WRITTEN REQUEST:
Give the entries again, word for word.

SOURCE DATA:
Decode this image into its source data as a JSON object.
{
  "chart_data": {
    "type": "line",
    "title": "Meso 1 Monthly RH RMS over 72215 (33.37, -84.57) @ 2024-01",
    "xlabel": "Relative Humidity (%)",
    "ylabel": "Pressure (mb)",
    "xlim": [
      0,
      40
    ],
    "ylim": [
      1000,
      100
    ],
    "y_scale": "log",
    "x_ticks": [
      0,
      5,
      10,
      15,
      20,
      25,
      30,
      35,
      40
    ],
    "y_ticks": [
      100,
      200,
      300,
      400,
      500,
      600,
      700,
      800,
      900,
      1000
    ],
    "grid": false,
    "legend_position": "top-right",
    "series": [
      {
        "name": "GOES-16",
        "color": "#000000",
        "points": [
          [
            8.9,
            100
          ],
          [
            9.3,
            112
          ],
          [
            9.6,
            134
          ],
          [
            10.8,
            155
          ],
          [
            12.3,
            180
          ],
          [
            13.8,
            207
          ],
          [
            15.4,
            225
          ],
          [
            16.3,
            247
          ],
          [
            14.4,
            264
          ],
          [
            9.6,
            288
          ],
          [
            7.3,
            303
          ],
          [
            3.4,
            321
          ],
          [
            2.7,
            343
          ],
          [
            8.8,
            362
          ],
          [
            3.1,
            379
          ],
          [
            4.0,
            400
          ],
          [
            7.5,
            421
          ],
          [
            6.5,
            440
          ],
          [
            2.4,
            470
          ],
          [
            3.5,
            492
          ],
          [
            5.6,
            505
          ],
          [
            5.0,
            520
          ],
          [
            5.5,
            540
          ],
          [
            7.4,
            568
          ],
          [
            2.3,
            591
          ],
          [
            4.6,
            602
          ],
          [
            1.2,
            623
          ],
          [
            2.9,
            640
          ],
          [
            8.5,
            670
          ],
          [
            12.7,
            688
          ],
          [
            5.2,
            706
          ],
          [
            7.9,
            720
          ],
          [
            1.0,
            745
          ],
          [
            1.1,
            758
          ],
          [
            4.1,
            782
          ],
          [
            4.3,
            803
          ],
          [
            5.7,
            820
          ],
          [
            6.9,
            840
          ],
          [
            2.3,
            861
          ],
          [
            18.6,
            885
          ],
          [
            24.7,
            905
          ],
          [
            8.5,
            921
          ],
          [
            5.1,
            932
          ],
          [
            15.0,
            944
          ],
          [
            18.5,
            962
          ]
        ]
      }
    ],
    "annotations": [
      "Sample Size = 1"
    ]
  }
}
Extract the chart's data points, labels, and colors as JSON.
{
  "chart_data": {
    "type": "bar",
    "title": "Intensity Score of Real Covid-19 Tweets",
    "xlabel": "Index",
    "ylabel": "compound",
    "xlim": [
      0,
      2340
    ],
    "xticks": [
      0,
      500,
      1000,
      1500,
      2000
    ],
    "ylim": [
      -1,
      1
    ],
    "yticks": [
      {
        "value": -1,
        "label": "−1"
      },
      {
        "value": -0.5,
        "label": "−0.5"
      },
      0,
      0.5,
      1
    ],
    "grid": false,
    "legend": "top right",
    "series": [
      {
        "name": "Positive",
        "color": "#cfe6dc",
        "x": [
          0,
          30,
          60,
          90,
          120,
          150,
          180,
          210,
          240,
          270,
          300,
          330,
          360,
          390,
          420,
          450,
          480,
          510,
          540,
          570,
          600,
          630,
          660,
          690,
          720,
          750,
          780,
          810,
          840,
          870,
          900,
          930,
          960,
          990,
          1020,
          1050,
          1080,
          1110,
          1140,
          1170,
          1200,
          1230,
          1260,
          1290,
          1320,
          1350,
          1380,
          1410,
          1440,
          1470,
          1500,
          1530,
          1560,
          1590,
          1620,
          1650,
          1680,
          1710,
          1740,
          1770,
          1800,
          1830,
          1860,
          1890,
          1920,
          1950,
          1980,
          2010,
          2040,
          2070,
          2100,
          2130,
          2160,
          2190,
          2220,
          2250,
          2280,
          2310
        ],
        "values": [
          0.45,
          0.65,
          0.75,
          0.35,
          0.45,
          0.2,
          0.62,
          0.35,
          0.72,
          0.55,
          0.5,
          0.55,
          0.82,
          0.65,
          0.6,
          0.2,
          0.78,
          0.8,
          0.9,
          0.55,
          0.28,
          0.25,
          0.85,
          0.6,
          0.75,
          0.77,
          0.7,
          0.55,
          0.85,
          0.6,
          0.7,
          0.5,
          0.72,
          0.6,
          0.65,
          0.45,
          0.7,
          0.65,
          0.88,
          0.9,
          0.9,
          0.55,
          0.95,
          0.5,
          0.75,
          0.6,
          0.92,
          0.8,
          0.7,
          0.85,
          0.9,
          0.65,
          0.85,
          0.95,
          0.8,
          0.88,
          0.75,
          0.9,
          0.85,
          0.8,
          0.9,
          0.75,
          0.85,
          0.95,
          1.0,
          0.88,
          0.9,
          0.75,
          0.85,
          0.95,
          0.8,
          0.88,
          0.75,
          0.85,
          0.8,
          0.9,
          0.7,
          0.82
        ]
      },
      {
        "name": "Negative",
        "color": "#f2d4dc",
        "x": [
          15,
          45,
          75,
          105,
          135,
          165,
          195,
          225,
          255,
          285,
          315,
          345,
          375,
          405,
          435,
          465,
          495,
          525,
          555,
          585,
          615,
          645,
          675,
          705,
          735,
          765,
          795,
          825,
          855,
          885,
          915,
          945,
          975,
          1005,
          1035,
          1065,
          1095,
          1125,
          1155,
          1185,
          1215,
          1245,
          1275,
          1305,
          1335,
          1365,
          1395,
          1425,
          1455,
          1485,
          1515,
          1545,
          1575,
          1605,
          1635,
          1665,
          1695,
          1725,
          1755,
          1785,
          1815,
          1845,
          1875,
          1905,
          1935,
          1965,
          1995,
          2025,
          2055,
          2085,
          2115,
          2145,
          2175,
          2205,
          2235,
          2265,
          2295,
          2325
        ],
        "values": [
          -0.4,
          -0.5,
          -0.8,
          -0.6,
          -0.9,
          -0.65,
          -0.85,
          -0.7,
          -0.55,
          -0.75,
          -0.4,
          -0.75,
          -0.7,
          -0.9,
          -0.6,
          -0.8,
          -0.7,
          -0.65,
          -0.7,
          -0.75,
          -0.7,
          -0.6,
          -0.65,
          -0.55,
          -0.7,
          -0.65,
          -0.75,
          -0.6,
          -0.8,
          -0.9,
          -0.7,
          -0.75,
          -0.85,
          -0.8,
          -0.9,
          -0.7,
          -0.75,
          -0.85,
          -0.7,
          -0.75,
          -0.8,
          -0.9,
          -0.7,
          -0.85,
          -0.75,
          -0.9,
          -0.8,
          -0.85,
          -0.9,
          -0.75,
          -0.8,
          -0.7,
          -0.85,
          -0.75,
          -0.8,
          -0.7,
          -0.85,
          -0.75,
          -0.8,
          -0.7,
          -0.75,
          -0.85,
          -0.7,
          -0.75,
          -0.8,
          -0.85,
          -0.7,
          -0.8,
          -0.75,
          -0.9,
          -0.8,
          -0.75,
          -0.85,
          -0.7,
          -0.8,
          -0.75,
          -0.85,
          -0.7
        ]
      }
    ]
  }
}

ANSWER TO THE TASK:
Decode this image into its source data as a JSON object.
{
  "chart_data": {
    "type": "line",
    "title": "Meso 1 Monthly RH RMS over 72215 (33.37, -84.57) @ 2024-01",
    "xlabel": "Relative Humidity (%)",
    "ylabel": "Pressure (mb)",
    "xlim": [
      0,
      40
    ],
    "ylim": [
      1000,
      100
    ],
    "y_scale": "log",
    "x_ticks": [
      0,
      5,
      10,
      15,
      20,
      25,
      30,
      35,
      40
    ],
    "y_ticks": [
      100,
      200,
      300,
      400,
      500,
      600,
      700,
      800,
      900,
      1000
    ],
    "grid": false,
    "legend_position": "top-right",
    "series": [
      {
        "name": "GOES-16",
        "color": "#000000",
        "points": [
          [
            8.9,
            100
          ],
          [
            9.3,
            112
          ],
          [
            9.6,
            134
          ],
          [
            10.8,
            155
          ],
          [
            12.3,
            180
          ],
          [
            13.8,
            207
          ],
          [
            15.4,
            225
          ],
          [
            16.3,
            247
          ],
          [
            14.4,
            264
          ],
          [
            9.6,
            288
          ],
          [
            7.3,
            303
          ],
          [
            3.4,
            321
          ],
          [
            2.7,
            343
          ],
          [
            8.8,
            362
          ],
          [
            3.1,
            379
          ],
          [
            4.0,
            400
          ],
          [
            7.5,
            421
          ],
          [
            6.5,
            440
          ],
          [
            2.4,
            470
          ],
          [
            3.5,
            492
          ],
          [
            5.6,
            505
          ],
          [
            5.0,
            520
          ],
          [
            5.5,
            540
          ],
          [
            7.4,
            568
          ],
          [
            2.3,
            591
          ],
          [
            4.6,
            602
          ],
          [
            1.2,
            623
          ],
          [
            2.9,
            640
          ],
          [
            8.5,
            670
          ],
          [
            12.7,
            688
          ],
          [
            5.2,
            706
          ],
          [
            7.9,
            720
          ],
          [
            1.0,
            745
          ],
          [
            1.1,
            758
          ],
          [
            4.1,
            782
          ],
          [
            4.3,
            803
          ],
          [
            5.7,
            820
          ],
          [
            6.9,
            840
          ],
          [
            2.3,
            861
          ],
          [
            18.6,
            885
          ],
          [
            24.7,
            905
          ],
          [
            8.5,
            921
          ],
          [
            5.1,
            932
          ],
          [
            15.0,
            944
          ],
          [
            18.5,
            962
          ]
        ]
      }
    ],
    "annotations": [
      "Sample Size = 1"
    ]
  }
}
Extract the chart's data points, labels, and colors as JSON.
{
  "chart_data": {
    "type": "bar",
    "title": "Intensity Score of Real Covid-19 Tweets",
    "xlabel": "Index",
    "ylabel": "compound",
    "xlim": [
      0,
      2340
    ],
    "xticks": [
      0,
      500,
      1000,
      1500,
      2000
    ],
    "ylim": [
      -1,
      1
    ],
    "yticks": [
      {
        "value": -1,
        "label": "−1"
      },
      {
        "value": -0.5,
        "label": "−0.5"
      },
      0,
      0.5,
      1
    ],
    "grid": false,
    "legend": "top right",
    "series": [
      {
        "name": "Positive",
        "color": "#cfe6dc",
        "x": [
          0,
          30,
          60,
          90,
          120,
          150,
          180,
          210,
          240,
          270,
          300,
          330,
          360,
          390,
          420,
          450,
          480,
          510,
          540,
          570,
          600,
          630,
          660,
          690,
          720,
          750,
          780,
          810,
          840,
          870,
          900,
          930,
          960,
          990,
          1020,
          1050,
          1080,
          1110,
          1140,
          1170,
          1200,
          1230,
          1260,
          1290,
          1320,
          1350,
          1380,
          1410,
          1440,
          1470,
          1500,
          1530,
          1560,
          1590,
          1620,
          1650,
          1680,
          1710,
          1740,
          1770,
          1800,
          1830,
          1860,
          1890,
          1920,
          1950,
          1980,
          2010,
          2040,
          2070,
          2100,
          2130,
          2160,
          2190,
          2220,
          2250,
          2280,
          2310
        ],
        "values": [
          0.45,
          0.65,
          0.75,
          0.35,
          0.45,
          0.2,
          0.62,
          0.35,
          0.72,
          0.55,
          0.5,
          0.55,
          0.82,
          0.65,
          0.6,
          0.2,
          0.78,
          0.8,
          0.9,
          0.55,
          0.28,
          0.25,
          0.85,
          0.6,
          0.75,
          0.77,
          0.7,
          0.55,
          0.85,
          0.6,
          0.7,
          0.5,
          0.72,
          0.6,
          0.65,
          0.45,
          0.7,
          0.65,
          0.88,
          0.9,
          0.9,
          0.55,
          0.95,
          0.5,
          0.75,
          0.6,
          0.92,
          0.8,
          0.7,
          0.85,
          0.9,
          0.65,
          0.85,
          0.95,
          0.8,
          0.88,
          0.75,
          0.9,
          0.85,
          0.8,
          0.9,
          0.75,
          0.85,
          0.95,
          1.0,
          0.88,
          0.9,
          0.75,
          0.85,
          0.95,
          0.8,
          0.88,
          0.75,
          0.85,
          0.8,
          0.9,
          0.7,
          0.82
        ]
      },
      {
        "name": "Negative",
        "color": "#f2d4dc",
        "x": [
          15,
          45,
          75,
          105,
          135,
          165,
          195,
          225,
          255,
          285,
          315,
          345,
          375,
          405,
          435,
          465,
          495,
          525,
          555,
          585,
          615,
          645,
          675,
          705,
          735,
          765,
          795,
          825,
          855,
          885,
          915,
          945,
          975,
          1005,
          1035,
          1065,
          1095,
          1125,
          1155,
          1185,
          1215,
          1245,
          1275,
          1305,
          1335,
          1365,
          1395,
          1425,
          1455,
          1485,
          1515,
          1545,
          1575,
          1605,
          1635,
          1665,
          1695,
          1725,
          1755,
          1785,
          1815,
          1845,
          1875,
          1905,
          1935,
          1965,
          1995,
          2025,
          2055,
          2085,
          2115,
          2145,
          2175,
          2205,
          2235,
          2265,
          2295,
          2325
        ],
        "values": [
          -0.4,
          -0.5,
          -0.8,
          -0.6,
          -0.9,
          -0.65,
          -0.85,
          -0.7,
          -0.55,
          -0.75,
          -0.4,
          -0.75,
          -0.7,
          -0.9,
          -0.6,
          -0.8,
          -0.7,
          -0.65,
          -0.7,
          -0.75,
          -0.7,
          -0.6,
          -0.65,
          -0.55,
          -0.7,
          -0.65,
          -0.75,
          -0.6,
          -0.8,
          -0.9,
          -0.7,
          -0.75,
          -0.85,
          -0.8,
          -0.9,
          -0.7,
          -0.75,
          -0.85,
          -0.7,
          -0.75,
          -0.8,
          -0.9,
          -0.7,
          -0.85,
          -0.75,
          -0.9,
          -0.8,
          -0.85,
          -0.9,
          -0.75,
          -0.8,
          -0.7,
          -0.85,
          -0.75,
          -0.8,
          -0.7,
          -0.85,
          -0.75,
          -0.8,
          -0.7,
          -0.75,
          -0.85,
          -0.7,
          -0.75,
          -0.8,
          -0.85,
          -0.7,
          -0.8,
          -0.75,
          -0.9,
          -0.8,
          -0.75,
          -0.85,
          -0.7,
          -0.8,
          -0.75,
          -0.85,
          -0.7
        ]
      }
    ]
  }
}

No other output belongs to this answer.